## PROBLEM REQUIREMENTS
Copy out all of the material exactly.

## TASK MATERIAL

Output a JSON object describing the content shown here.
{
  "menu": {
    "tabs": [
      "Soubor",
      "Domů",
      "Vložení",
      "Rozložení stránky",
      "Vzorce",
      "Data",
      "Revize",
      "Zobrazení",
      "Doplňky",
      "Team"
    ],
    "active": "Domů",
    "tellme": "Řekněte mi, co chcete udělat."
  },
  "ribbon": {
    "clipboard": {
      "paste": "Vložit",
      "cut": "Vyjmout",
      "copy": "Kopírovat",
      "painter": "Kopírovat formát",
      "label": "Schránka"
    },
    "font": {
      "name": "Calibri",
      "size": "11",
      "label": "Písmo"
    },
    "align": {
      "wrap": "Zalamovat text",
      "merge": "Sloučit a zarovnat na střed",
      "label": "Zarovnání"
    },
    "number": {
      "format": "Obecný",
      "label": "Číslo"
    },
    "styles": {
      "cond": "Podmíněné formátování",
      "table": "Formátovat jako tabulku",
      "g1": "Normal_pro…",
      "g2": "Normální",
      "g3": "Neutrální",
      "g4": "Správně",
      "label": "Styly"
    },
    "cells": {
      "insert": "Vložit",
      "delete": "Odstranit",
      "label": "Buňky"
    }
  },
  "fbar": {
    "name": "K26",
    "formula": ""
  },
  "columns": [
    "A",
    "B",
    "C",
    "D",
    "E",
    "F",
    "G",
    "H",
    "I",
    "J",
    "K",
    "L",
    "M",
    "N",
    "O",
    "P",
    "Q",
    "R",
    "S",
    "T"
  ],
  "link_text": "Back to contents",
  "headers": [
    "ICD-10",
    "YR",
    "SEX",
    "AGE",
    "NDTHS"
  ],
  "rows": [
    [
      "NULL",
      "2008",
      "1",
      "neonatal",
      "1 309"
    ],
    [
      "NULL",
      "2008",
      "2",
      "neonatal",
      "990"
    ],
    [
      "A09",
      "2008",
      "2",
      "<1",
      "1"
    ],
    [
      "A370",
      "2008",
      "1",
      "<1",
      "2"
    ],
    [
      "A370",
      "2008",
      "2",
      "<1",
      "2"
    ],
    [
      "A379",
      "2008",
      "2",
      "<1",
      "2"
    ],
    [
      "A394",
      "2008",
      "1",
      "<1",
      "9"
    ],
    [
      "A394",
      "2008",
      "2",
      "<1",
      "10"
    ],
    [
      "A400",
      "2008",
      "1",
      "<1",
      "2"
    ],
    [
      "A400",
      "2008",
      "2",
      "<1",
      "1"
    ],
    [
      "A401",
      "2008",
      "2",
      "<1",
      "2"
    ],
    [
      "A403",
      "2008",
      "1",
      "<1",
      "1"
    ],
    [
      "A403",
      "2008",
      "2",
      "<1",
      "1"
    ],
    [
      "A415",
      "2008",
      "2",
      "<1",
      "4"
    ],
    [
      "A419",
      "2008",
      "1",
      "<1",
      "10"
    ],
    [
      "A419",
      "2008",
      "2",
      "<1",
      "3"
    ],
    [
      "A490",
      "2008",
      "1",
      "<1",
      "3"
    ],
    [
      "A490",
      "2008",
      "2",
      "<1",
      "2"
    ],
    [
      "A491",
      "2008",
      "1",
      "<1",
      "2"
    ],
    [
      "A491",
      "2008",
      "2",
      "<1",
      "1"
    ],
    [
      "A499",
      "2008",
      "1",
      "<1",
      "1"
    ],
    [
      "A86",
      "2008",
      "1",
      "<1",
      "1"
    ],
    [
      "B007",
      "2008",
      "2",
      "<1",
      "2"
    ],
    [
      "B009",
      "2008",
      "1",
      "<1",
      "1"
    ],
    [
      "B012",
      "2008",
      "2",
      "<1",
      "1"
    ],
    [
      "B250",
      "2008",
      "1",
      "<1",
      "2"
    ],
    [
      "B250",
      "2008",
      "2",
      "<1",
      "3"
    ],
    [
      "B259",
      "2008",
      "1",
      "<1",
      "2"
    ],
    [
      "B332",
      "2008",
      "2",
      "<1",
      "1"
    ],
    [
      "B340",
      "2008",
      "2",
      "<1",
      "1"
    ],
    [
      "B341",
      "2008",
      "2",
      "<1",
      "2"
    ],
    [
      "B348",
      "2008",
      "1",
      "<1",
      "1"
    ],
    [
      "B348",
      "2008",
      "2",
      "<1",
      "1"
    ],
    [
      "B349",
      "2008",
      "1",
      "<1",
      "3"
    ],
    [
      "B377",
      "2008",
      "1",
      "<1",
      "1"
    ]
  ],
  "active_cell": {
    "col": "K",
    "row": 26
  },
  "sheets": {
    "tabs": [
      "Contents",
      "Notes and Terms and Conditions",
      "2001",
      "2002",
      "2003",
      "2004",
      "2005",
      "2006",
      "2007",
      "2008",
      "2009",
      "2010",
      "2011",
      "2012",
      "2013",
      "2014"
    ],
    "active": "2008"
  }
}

## REPLY TO THE TASK
Output a JSON object describing the content shown here.
{
  "menu": {
    "tabs": [
      "Soubor",
      "Domů",
      "Vložení",
      "Rozložení stránky",
      "Vzorce",
      "Data",
      "Revize",
      "Zobrazení",
      "Doplňky",
      "Team"
    ],
    "active": "Domů",
    "tellme": "Řekněte mi, co chcete udělat."
  },
  "ribbon": {
    "clipboard": {
      "paste": "Vložit",
      "cut": "Vyjmout",
      "copy": "Kopírovat",
      "painter": "Kopírovat formát",
      "label": "Schránka"
    },
    "font": {
      "name": "Calibri",
      "size": "11",
      "label": "Písmo"
    },
    "align": {
      "wrap": "Zalamovat text",
      "merge": "Sloučit a zarovnat na střed",
      "label": "Zarovnání"
    },
    "number": {
      "format": "Obecný",
      "label": "Číslo"
    },
    "styles": {
      "cond": "Podmíněné formátování",
      "table": "Formátovat jako tabulku",
      "g1": "Normal_pro…",
      "g2": "Normální",
      "g3": "Neutrální",
      "g4": "Správně",
      "label": "Styly"
    },
    "cells": {
      "insert": "Vložit",
      "delete": "Odstranit",
      "label": "Buňky"
    }
  },
  "fbar": {
    "name": "K26",
    "formula": ""
  },
  "columns": [
    "A",
    "B",
    "C",
    "D",
    "E",
    "F",
    "G",
    "H",
    "I",
    "J",
    "K",
    "L",
    "M",
    "N",
    "O",
    "P",
    "Q",
    "R",
    "S",
    "T"
  ],
  "link_text": "Back to contents",
  "headers": [
    "ICD-10",
    "YR",
    "SEX",
    "AGE",
    "NDTHS"
  ],
  "rows": [
    [
      "NULL",
      "2008",
      "1",
      "neonatal",
      "1 309"
    ],
    [
      "NULL",
      "2008",
      "2",
      "neonatal",
      "990"
    ],
    [
      "A09",
      "2008",
      "2",
      "<1",
      "1"
    ],
    [
      "A370",
      "2008",
      "1",
      "<1",
      "2"
    ],
    [
      "A370",
      "2008",
      "2",
      "<1",
      "2"
    ],
    [
      "A379",
      "2008",
      "2",
      "<1",
      "2"
    ],
    [
      "A394",
      "2008",
      "1",
      "<1",
      "9"
    ],
    [
      "A394",
      "2008",
      "2",
      "<1",
      "10"
    ],
    [
      "A400",
      "2008",
      "1",
      "<1",
      "2"
    ],
    [
      "A400",
      "2008",
      "2",
      "<1",
      "1"
    ],
    [
      "A401",
      "2008",
      "2",
      "<1",
      "2"
    ],
    [
      "A403",
      "2008",
      "1",
      "<1",
      "1"
    ],
    [
      "A403",
      "2008",
      "2",
      "<1",
      "1"
    ],
    [
      "A415",
      "2008",
      "2",
      "<1",
      "4"
    ],
    [
      "A419",
      "2008",
      "1",
      "<1",
      "10"
    ],
    [
      "A419",
      "2008",
      "2",
      "<1",
      "3"
    ],
    [
      "A490",
      "2008",
      "1",
      "<1",
      "3"
    ],
    [
      "A490",
      "2008",
      "2",
      "<1",
      "2"
    ],
    [
      "A491",
      "2008",
      "1",
      "<1",
      "2"
    ],
    [
      "A491",
      "2008",
      "2",
      "<1",
      "1"
    ],
    [
      "A499",
      "2008",
      "1",
      "<1",
      "1"
    ],
    [
      "A86",
      "2008",
      "1",
      "<1",
      "1"
    ],
    [
      "B007",
      "2008",
      "2",
      "<1",
      "2"
    ],
    [
      "B009",
      "2008",
      "1",
      "<1",
      "1"
    ],
    [
      "B012",
      "2008",
      "2",
      "<1",
      "1"
    ],
    [
      "B250",
      "2008",
      "1",
      "<1",
      "2"
    ],
    [
      "B250",
      "2008",
      "2",
      "<1",
      "3"
    ],
    [
      "B259",
      "2008",
      "1",
      "<1",
      "2"
    ],
    [
      "B332",
      "2008",
      "2",
      "<1",
      "1"
    ],
    [
      "B340",
      "2008",
      "2",
      "<1",
      "1"
    ],
    [
      "B341",
      "2008",
      "2",
      "<1",
      "2"
    ],
    [
      "B348",
      "2008",
      "1",
      "<1",
      "1"
    ],
    [
      "B348",
      "2008",
      "2",
      "<1",
      "1"
    ],
    [
      "B349",
      "2008",
      "1",
      "<1",
      "3"
    ],
    [
      "B377",
      "2008",
      "1",
      "<1",
      "1"
    ]
  ],
  "active_cell": {
    "col": "K",
    "row": 26
  },
  "sheets": {
    "tabs": [
      "Contents",
      "Notes and Terms and Conditions",
      "2001",
      "2002",
      "2003",
      "2004",
      "2005",
      "2006",
      "2007",
      "2008",
      "2009",
      "2010",
      "2011",
      "2012",
      "2013",
      "2014"
    ],
    "active": "2008"
  }
}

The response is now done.